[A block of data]
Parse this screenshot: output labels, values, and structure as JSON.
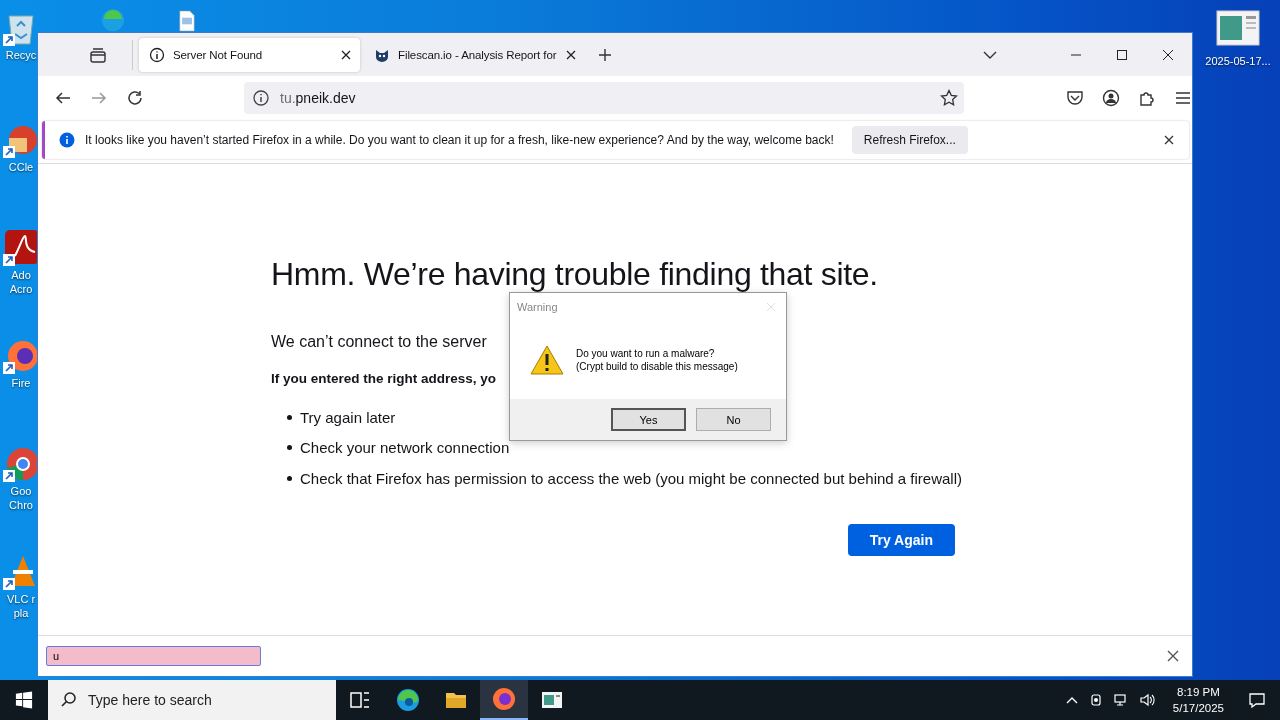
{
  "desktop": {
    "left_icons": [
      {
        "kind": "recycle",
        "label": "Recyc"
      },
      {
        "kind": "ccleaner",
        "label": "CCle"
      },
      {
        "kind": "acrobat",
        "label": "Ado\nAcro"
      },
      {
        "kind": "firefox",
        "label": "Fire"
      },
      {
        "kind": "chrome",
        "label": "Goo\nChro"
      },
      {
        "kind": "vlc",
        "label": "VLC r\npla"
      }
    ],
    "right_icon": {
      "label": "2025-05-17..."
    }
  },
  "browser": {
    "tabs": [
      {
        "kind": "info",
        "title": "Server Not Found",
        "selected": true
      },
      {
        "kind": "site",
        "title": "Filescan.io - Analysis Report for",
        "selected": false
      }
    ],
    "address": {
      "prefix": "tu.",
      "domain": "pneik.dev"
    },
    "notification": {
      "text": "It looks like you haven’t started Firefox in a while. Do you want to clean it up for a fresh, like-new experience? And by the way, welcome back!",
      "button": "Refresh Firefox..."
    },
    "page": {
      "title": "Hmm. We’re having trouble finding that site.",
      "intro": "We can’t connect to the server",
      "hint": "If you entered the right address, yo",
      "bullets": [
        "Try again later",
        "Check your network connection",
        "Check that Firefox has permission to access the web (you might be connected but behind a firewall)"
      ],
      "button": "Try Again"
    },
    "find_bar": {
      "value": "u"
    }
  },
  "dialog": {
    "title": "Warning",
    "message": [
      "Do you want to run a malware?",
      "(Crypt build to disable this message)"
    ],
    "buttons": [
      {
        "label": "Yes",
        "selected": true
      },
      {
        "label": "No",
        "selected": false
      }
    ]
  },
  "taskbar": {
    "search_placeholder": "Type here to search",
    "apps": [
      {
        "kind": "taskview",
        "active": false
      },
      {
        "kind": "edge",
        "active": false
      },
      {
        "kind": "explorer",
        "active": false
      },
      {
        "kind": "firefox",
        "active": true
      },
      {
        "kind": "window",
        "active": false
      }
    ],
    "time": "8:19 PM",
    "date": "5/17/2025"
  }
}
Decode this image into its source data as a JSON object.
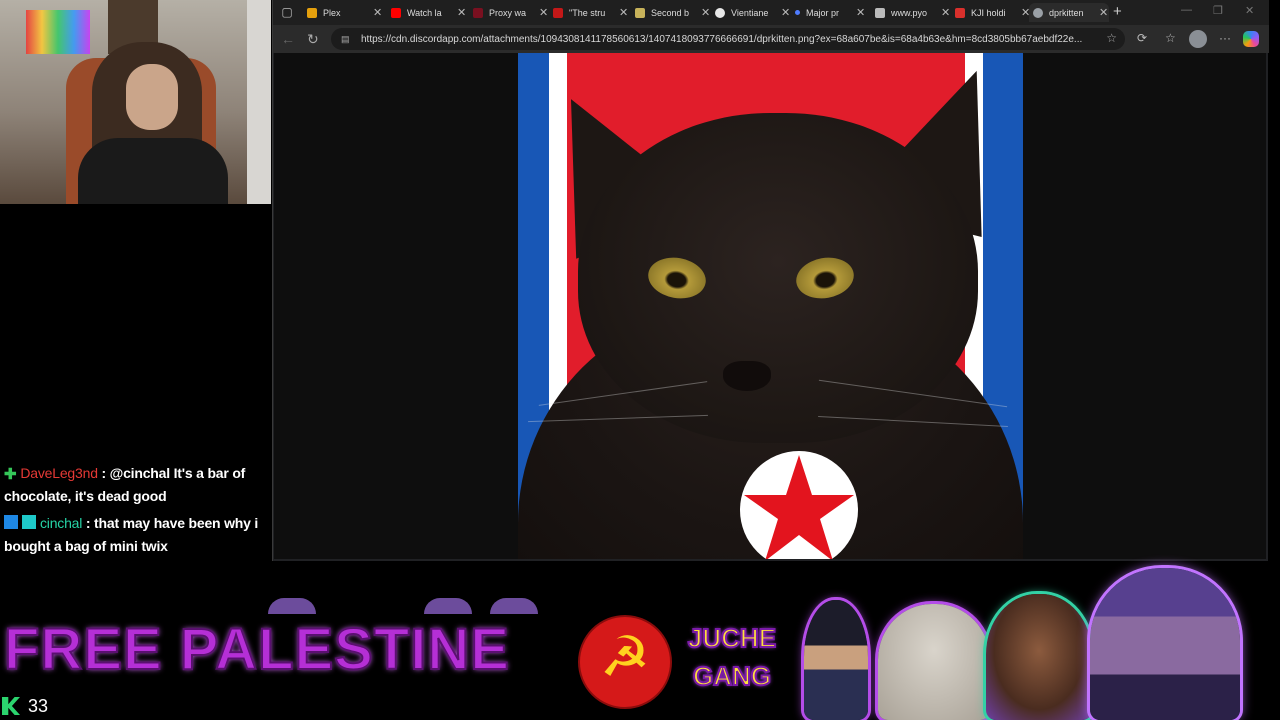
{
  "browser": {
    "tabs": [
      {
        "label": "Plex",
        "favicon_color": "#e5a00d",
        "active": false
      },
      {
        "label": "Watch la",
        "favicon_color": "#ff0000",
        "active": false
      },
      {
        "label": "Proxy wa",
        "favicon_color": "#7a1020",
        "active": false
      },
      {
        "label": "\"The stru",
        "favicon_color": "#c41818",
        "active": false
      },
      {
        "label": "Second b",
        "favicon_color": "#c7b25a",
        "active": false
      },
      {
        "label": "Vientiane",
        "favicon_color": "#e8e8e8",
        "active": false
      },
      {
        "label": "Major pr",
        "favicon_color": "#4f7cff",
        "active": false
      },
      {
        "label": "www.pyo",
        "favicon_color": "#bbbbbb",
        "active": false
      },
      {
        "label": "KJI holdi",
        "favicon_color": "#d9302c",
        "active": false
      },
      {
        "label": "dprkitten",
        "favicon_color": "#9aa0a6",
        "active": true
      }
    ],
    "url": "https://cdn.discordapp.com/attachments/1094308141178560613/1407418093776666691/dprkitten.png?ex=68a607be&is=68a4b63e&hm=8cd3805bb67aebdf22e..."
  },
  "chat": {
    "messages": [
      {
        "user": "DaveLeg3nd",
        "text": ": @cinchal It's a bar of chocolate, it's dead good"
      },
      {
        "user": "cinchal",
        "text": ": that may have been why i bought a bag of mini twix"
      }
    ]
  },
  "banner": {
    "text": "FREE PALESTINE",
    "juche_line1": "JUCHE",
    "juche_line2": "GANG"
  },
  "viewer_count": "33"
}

# Direction:
Transcribe the listing above verbatim. Omit the pictures.

# Solution below:
Parse this screenshot: output labels, values, and structure as JSON.
{
  "desktop": {
    "left_icons": [
      {
        "kind": "recycle",
        "label": "Recyc"
      },
      {
        "kind": "ccleaner",
        "label": "CCle"
      },
      {
        "kind": "acrobat",
        "label": "Ado\nAcro"
      },
      {
        "kind": "firefox",
        "label": "Fire"
      },
      {
        "kind": "chrome",
        "label": "Goo\nChro"
      },
      {
        "kind": "vlc",
        "label": "VLC r\npla"
      }
    ],
    "right_icon": {
      "label": "2025-05-17..."
    }
  },
  "browser": {
    "tabs": [
      {
        "kind": "info",
        "title": "Server Not Found",
        "selected": true
      },
      {
        "kind": "site",
        "title": "Filescan.io - Analysis Report for",
        "selected": false
      }
    ],
    "address": {
      "prefix": "tu.",
      "domain": "pneik.dev"
    },
    "notification": {
      "text": "It looks like you haven’t started Firefox in a while. Do you want to clean it up for a fresh, like-new experience? And by the way, welcome back!",
      "button": "Refresh Firefox..."
    },
    "page": {
      "title": "Hmm. We’re having trouble finding that site.",
      "intro": "We can’t connect to the server",
      "hint": "If you entered the right address, yo",
      "bullets": [
        "Try again later",
        "Check your network connection",
        "Check that Firefox has permission to access the web (you might be connected but behind a firewall)"
      ],
      "button": "Try Again"
    },
    "find_bar": {
      "value": "u"
    }
  },
  "dialog": {
    "title": "Warning",
    "message": [
      "Do you want to run a malware?",
      "(Crypt build to disable this message)"
    ],
    "buttons": [
      {
        "label": "Yes",
        "selected": true
      },
      {
        "label": "No",
        "selected": false
      }
    ]
  },
  "taskbar": {
    "search_placeholder": "Type here to search",
    "apps": [
      {
        "kind": "taskview",
        "active": false
      },
      {
        "kind": "edge",
        "active": false
      },
      {
        "kind": "explorer",
        "active": false
      },
      {
        "kind": "firefox",
        "active": true
      },
      {
        "kind": "window",
        "active": false
      }
    ],
    "time": "8:19 PM",
    "date": "5/17/2025"
  }
}
Decode this image into its source data as a JSON object.
{
  "browser": {
    "tabs": [
      {
        "label": "Plex",
        "favicon_color": "#e5a00d",
        "active": false
      },
      {
        "label": "Watch la",
        "favicon_color": "#ff0000",
        "active": false
      },
      {
        "label": "Proxy wa",
        "favicon_color": "#7a1020",
        "active": false
      },
      {
        "label": "\"The stru",
        "favicon_color": "#c41818",
        "active": false
      },
      {
        "label": "Second b",
        "favicon_color": "#c7b25a",
        "active": false
      },
      {
        "label": "Vientiane",
        "favicon_color": "#e8e8e8",
        "active": false
      },
      {
        "label": "Major pr",
        "favicon_color": "#4f7cff",
        "active": false
      },
      {
        "label": "www.pyo",
        "favicon_color": "#bbbbbb",
        "active": false
      },
      {
        "label": "KJI holdi",
        "favicon_color": "#d9302c",
        "active": false
      },
      {
        "label": "dprkitten",
        "favicon_color": "#9aa0a6",
        "active": true
      }
    ],
    "url": "https://cdn.discordapp.com/attachments/1094308141178560613/1407418093776666691/dprkitten.png?ex=68a607be&is=68a4b63e&hm=8cd3805bb67aebdf22e..."
  },
  "chat": {
    "messages": [
      {
        "user": "DaveLeg3nd",
        "text": ": @cinchal It's a bar of chocolate, it's dead good"
      },
      {
        "user": "cinchal",
        "text": ": that may have been why i bought a bag of mini twix"
      }
    ]
  },
  "banner": {
    "text": "FREE PALESTINE",
    "juche_line1": "JUCHE",
    "juche_line2": "GANG"
  },
  "viewer_count": "33"
}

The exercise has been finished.